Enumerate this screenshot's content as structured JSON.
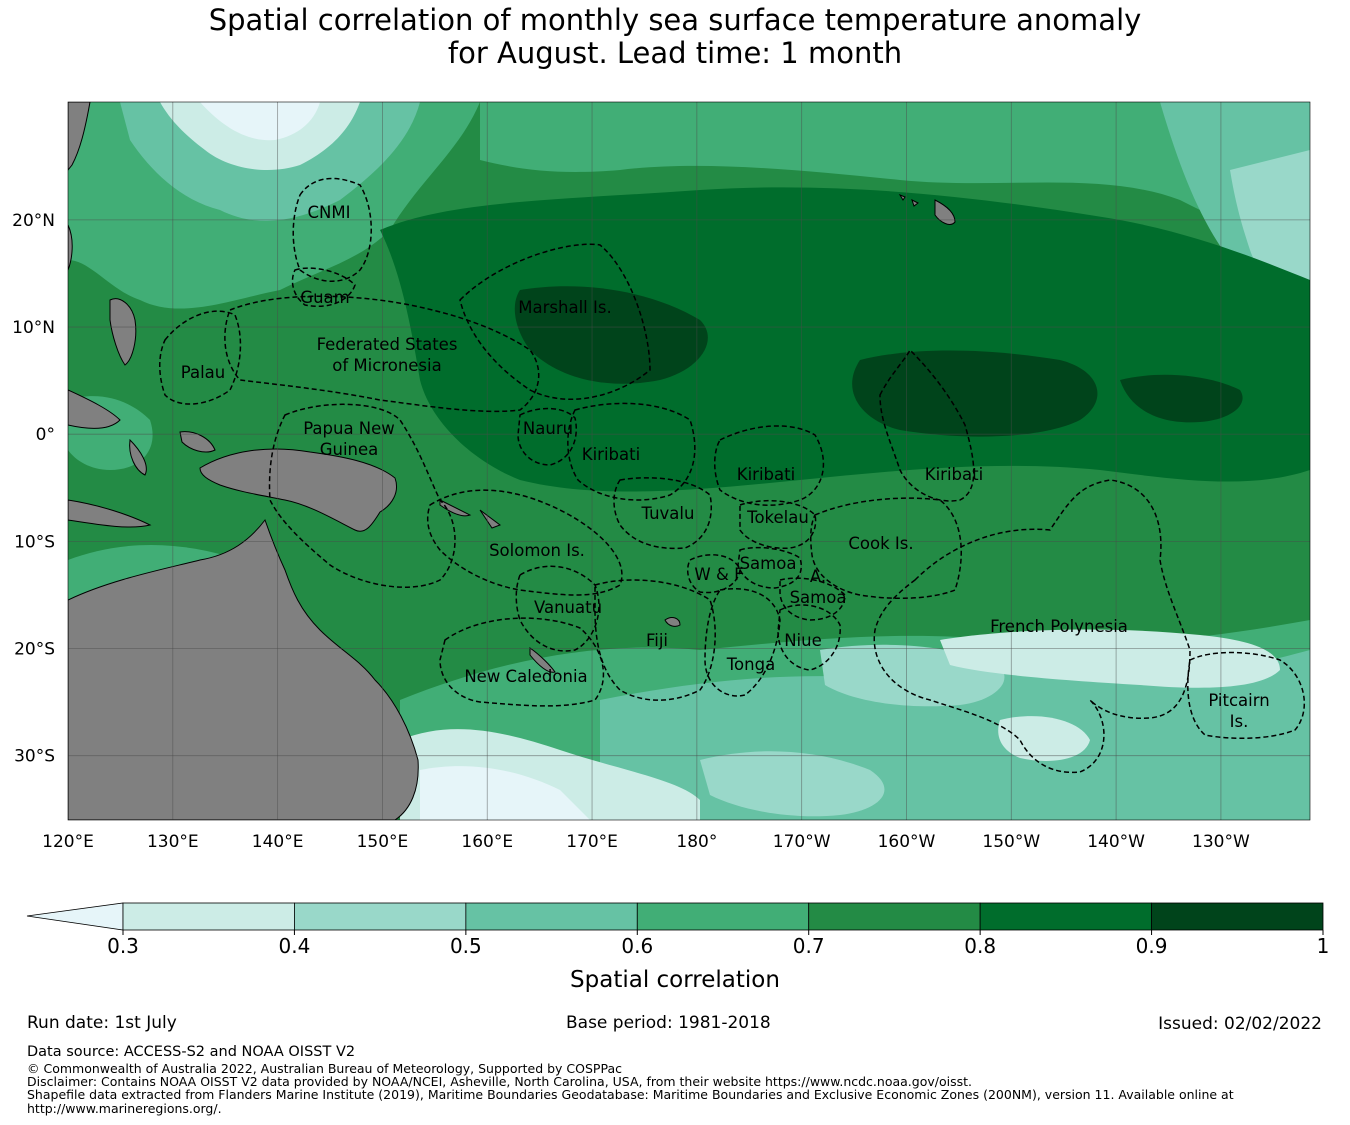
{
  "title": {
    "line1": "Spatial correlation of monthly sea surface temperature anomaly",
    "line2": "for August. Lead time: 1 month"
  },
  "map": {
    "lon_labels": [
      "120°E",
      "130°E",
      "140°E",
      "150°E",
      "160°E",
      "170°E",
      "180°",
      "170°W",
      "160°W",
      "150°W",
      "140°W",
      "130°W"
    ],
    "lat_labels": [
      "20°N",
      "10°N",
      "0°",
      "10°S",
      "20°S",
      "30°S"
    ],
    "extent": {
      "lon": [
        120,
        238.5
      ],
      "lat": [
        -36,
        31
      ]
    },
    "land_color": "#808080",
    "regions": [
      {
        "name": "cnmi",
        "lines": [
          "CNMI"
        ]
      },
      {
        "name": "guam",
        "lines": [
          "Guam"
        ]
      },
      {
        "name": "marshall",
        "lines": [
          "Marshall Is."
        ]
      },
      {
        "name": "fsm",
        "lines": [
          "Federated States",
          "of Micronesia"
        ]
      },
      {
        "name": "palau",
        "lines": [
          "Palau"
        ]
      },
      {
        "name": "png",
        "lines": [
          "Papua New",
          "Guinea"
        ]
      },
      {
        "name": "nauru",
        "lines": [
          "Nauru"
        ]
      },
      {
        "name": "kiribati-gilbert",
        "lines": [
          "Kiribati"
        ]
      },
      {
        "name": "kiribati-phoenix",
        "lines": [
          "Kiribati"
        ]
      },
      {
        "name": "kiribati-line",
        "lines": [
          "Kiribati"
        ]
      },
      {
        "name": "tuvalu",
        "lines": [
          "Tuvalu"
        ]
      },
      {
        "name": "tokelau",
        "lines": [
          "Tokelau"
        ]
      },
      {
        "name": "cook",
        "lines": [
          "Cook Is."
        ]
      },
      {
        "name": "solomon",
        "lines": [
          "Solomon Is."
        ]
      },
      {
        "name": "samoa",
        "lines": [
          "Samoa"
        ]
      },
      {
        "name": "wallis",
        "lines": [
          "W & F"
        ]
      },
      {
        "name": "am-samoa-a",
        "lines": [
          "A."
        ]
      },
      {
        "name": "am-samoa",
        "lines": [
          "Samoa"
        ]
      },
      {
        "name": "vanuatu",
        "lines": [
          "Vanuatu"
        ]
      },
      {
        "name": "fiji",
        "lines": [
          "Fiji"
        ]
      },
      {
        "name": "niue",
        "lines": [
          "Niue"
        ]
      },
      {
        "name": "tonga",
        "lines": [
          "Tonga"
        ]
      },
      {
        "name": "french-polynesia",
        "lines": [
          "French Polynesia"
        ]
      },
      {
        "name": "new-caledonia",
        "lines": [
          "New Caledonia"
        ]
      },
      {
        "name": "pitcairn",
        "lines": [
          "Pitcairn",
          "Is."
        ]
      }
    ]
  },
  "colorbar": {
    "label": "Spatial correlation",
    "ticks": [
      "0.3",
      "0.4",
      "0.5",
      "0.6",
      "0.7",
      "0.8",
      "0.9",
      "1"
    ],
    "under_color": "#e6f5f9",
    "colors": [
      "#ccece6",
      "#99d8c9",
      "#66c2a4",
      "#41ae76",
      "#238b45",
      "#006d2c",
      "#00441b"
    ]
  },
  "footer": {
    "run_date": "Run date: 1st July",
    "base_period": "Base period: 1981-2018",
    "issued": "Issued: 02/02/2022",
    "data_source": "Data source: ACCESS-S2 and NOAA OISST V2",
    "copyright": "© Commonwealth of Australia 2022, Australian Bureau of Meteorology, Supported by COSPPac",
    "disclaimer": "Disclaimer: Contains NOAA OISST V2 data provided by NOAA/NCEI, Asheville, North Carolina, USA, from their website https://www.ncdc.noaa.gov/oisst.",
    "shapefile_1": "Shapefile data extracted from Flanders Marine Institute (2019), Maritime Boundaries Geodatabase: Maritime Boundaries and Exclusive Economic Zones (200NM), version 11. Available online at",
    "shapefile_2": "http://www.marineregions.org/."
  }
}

Exercise prompt: Go through the entries above and output them exactly, without pictures.

Solution to this problem:
Enumerate this screenshot's content as structured JSON.
{
  "title": {
    "line1": "Spatial correlation of monthly sea surface temperature anomaly",
    "line2": "for August. Lead time: 1 month"
  },
  "map": {
    "lon_labels": [
      "120°E",
      "130°E",
      "140°E",
      "150°E",
      "160°E",
      "170°E",
      "180°",
      "170°W",
      "160°W",
      "150°W",
      "140°W",
      "130°W"
    ],
    "lat_labels": [
      "20°N",
      "10°N",
      "0°",
      "10°S",
      "20°S",
      "30°S"
    ],
    "extent": {
      "lon": [
        120,
        238.5
      ],
      "lat": [
        -36,
        31
      ]
    },
    "land_color": "#808080",
    "regions": [
      {
        "name": "cnmi",
        "lines": [
          "CNMI"
        ]
      },
      {
        "name": "guam",
        "lines": [
          "Guam"
        ]
      },
      {
        "name": "marshall",
        "lines": [
          "Marshall Is."
        ]
      },
      {
        "name": "fsm",
        "lines": [
          "Federated States",
          "of Micronesia"
        ]
      },
      {
        "name": "palau",
        "lines": [
          "Palau"
        ]
      },
      {
        "name": "png",
        "lines": [
          "Papua New",
          "Guinea"
        ]
      },
      {
        "name": "nauru",
        "lines": [
          "Nauru"
        ]
      },
      {
        "name": "kiribati-gilbert",
        "lines": [
          "Kiribati"
        ]
      },
      {
        "name": "kiribati-phoenix",
        "lines": [
          "Kiribati"
        ]
      },
      {
        "name": "kiribati-line",
        "lines": [
          "Kiribati"
        ]
      },
      {
        "name": "tuvalu",
        "lines": [
          "Tuvalu"
        ]
      },
      {
        "name": "tokelau",
        "lines": [
          "Tokelau"
        ]
      },
      {
        "name": "cook",
        "lines": [
          "Cook Is."
        ]
      },
      {
        "name": "solomon",
        "lines": [
          "Solomon Is."
        ]
      },
      {
        "name": "samoa",
        "lines": [
          "Samoa"
        ]
      },
      {
        "name": "wallis",
        "lines": [
          "W & F"
        ]
      },
      {
        "name": "am-samoa-a",
        "lines": [
          "A."
        ]
      },
      {
        "name": "am-samoa",
        "lines": [
          "Samoa"
        ]
      },
      {
        "name": "vanuatu",
        "lines": [
          "Vanuatu"
        ]
      },
      {
        "name": "fiji",
        "lines": [
          "Fiji"
        ]
      },
      {
        "name": "niue",
        "lines": [
          "Niue"
        ]
      },
      {
        "name": "tonga",
        "lines": [
          "Tonga"
        ]
      },
      {
        "name": "french-polynesia",
        "lines": [
          "French Polynesia"
        ]
      },
      {
        "name": "new-caledonia",
        "lines": [
          "New Caledonia"
        ]
      },
      {
        "name": "pitcairn",
        "lines": [
          "Pitcairn",
          "Is."
        ]
      }
    ]
  },
  "colorbar": {
    "label": "Spatial correlation",
    "ticks": [
      "0.3",
      "0.4",
      "0.5",
      "0.6",
      "0.7",
      "0.8",
      "0.9",
      "1"
    ],
    "under_color": "#e6f5f9",
    "colors": [
      "#ccece6",
      "#99d8c9",
      "#66c2a4",
      "#41ae76",
      "#238b45",
      "#006d2c",
      "#00441b"
    ]
  },
  "footer": {
    "run_date": "Run date: 1st July",
    "base_period": "Base period: 1981-2018",
    "issued": "Issued: 02/02/2022",
    "data_source": "Data source: ACCESS-S2 and NOAA OISST V2",
    "copyright": "© Commonwealth of Australia 2022, Australian Bureau of Meteorology, Supported by COSPPac",
    "disclaimer": "Disclaimer: Contains NOAA OISST V2 data provided by NOAA/NCEI, Asheville, North Carolina, USA, from their website https://www.ncdc.noaa.gov/oisst.",
    "shapefile_1": "Shapefile data extracted from Flanders Marine Institute (2019), Maritime Boundaries Geodatabase: Maritime Boundaries and Exclusive Economic Zones (200NM), version 11. Available online at",
    "shapefile_2": "http://www.marineregions.org/."
  }
}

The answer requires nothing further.